[Stored items]
++++++
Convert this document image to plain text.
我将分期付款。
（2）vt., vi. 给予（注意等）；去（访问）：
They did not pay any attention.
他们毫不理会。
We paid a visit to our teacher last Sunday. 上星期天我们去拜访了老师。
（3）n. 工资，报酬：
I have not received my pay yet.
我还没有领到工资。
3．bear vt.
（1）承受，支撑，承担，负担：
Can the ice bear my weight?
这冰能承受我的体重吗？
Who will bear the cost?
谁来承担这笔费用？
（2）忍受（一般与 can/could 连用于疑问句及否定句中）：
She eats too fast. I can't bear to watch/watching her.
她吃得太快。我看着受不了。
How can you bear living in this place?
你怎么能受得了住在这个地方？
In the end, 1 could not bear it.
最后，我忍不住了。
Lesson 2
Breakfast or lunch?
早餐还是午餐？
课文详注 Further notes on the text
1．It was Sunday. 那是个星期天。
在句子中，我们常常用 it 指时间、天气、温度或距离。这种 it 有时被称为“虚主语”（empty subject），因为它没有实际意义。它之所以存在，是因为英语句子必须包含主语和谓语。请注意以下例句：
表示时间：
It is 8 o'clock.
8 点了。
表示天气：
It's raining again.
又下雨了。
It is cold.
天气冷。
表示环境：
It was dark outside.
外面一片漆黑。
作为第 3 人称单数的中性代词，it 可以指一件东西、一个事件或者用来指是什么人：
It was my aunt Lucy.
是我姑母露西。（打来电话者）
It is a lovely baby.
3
++++++
[Exercise goal] Reproduce the material above exactly; please quote every line of it.

[Response]
Convert this document image to plain text.
我将分期付款。
（2）vt., vi. 给予（注意等）；去（访问）：
They did not pay any attention.
他们毫不理会。
We paid a visit to our teacher last Sunday. 上星期天我们去拜访了老师。
（3）n. 工资，报酬：
I have not received my pay yet.
我还没有领到工资。
3．bear vt.
（1）承受，支撑，承担，负担：
Can the ice bear my weight?
这冰能承受我的体重吗？
Who will bear the cost?
谁来承担这笔费用？
（2）忍受（一般与 can/could 连用于疑问句及否定句中）：
She eats too fast. I can't bear to watch/watching her.
她吃得太快。我看着受不了。
How can you bear living in this place?
你怎么能受得了住在这个地方？
In the end, 1 could not bear it.
最后，我忍不住了。
Lesson 2
Breakfast or lunch?
早餐还是午餐？
课文详注 Further notes on the text
1．It was Sunday. 那是个星期天。
在句子中，我们常常用 it 指时间、天气、温度或距离。这种 it 有时被称为“虚主语”（empty subject），因为它没有实际意义。它之所以存在，是因为英语句子必须包含主语和谓语。请注意以下例句：
表示时间：
It is 8 o'clock.
8 点了。
表示天气：
It's raining again.
又下雨了。
It is cold.
天气冷。
表示环境：
It was dark outside.
外面一片漆黑。
作为第 3 人称单数的中性代词，it 可以指一件东西、一个事件或者用来指是什么人：
It was my aunt Lucy.
是我姑母露西。（打来电话者）
It is a lovely baby.
3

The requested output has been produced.